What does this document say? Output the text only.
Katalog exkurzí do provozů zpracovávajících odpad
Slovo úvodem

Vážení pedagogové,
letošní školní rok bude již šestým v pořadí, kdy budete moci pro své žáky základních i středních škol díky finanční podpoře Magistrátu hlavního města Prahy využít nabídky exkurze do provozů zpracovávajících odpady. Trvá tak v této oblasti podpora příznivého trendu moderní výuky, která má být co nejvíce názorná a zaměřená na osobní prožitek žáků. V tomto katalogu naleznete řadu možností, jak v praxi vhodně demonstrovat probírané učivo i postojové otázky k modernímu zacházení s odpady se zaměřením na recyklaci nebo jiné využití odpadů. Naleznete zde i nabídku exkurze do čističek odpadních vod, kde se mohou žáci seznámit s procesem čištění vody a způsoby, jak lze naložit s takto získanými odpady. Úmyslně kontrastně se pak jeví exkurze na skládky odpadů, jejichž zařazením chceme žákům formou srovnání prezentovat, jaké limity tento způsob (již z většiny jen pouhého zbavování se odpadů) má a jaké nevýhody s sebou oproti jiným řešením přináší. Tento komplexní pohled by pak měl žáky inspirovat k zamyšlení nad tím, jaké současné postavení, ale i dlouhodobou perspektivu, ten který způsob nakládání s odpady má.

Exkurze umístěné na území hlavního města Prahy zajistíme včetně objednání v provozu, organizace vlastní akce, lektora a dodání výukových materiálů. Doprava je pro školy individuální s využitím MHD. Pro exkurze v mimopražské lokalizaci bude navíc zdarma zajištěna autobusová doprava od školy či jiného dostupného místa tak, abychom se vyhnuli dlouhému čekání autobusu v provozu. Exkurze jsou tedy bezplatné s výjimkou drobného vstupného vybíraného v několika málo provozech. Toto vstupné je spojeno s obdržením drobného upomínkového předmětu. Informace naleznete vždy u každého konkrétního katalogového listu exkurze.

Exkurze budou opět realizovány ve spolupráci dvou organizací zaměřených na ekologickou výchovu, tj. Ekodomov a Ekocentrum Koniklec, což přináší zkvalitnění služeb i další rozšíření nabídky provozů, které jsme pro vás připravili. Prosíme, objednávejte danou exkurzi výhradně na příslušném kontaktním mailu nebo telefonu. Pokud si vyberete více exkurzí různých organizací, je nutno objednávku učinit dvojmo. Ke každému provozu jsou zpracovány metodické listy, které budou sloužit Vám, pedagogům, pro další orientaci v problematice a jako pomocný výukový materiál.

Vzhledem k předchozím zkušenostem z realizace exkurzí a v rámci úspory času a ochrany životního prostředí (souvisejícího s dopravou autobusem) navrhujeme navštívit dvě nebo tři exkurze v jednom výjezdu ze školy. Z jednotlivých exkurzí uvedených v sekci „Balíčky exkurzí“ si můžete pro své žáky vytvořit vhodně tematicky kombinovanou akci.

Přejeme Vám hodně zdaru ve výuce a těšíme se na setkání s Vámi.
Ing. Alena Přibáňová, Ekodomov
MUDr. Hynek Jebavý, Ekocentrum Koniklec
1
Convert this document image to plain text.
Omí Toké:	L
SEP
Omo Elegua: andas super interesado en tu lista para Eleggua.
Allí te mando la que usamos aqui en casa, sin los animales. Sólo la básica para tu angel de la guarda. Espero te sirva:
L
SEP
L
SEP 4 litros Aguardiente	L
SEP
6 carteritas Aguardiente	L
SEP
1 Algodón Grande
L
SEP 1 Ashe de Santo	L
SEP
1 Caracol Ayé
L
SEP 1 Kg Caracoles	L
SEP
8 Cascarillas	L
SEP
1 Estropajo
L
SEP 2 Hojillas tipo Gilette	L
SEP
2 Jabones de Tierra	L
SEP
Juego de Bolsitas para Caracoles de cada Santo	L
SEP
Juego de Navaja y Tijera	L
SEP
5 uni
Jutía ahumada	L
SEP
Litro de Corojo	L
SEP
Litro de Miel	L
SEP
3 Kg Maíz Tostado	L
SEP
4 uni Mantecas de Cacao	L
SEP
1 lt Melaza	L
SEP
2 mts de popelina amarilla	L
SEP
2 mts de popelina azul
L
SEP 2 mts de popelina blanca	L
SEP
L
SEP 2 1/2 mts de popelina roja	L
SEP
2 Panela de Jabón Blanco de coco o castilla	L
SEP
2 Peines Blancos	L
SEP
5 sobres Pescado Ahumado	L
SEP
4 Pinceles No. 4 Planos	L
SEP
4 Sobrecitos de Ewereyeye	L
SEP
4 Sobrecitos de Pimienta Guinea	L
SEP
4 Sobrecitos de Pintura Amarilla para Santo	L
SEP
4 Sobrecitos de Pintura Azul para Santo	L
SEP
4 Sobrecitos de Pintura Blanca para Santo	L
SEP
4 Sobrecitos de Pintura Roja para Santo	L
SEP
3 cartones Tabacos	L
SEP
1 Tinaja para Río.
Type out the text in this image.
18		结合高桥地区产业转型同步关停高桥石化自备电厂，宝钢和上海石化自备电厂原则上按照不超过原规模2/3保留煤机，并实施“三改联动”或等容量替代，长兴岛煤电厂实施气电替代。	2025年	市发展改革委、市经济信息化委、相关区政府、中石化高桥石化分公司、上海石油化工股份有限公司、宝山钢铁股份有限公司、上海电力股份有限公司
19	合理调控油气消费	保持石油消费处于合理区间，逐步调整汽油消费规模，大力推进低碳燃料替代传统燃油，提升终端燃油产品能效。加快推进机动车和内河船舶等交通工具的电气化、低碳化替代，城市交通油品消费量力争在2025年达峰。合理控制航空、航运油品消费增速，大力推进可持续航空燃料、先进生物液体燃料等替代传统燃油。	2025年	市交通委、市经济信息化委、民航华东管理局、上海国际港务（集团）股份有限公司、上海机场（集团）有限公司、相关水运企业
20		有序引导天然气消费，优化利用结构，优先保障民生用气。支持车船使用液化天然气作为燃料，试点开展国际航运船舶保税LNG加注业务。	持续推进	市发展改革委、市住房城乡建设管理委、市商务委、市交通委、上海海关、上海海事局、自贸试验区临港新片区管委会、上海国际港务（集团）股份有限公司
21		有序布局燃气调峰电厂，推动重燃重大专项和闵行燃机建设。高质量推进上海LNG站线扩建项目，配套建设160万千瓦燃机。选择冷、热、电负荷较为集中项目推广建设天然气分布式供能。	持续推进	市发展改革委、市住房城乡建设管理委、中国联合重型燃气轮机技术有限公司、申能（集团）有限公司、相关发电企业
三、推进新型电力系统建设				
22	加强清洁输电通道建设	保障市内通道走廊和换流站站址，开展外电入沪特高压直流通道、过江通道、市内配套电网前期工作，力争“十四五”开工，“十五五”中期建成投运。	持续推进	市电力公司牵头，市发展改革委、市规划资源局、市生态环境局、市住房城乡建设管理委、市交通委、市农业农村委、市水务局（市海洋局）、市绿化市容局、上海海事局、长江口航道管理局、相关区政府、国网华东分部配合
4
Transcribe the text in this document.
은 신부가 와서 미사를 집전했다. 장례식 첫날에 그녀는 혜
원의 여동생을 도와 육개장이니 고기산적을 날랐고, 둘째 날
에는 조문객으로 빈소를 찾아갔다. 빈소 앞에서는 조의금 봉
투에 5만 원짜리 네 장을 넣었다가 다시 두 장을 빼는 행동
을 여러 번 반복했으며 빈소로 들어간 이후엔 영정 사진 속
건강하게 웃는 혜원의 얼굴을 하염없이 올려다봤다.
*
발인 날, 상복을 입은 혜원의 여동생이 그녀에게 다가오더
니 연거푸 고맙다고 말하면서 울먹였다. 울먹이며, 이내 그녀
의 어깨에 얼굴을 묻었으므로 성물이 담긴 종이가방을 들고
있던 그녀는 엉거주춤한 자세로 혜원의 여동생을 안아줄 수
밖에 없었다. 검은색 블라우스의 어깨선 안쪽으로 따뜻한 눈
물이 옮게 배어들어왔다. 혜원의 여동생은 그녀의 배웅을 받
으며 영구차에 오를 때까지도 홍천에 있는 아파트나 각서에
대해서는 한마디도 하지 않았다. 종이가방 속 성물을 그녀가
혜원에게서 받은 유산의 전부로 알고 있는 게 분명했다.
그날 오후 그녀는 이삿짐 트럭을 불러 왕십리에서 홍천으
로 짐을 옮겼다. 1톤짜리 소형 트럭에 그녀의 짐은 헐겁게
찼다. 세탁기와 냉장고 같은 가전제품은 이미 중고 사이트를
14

════

= Set exercise =
Using the entries above, state how many lines include the word "市交通委", with no other words.

= Result for this exercise =
3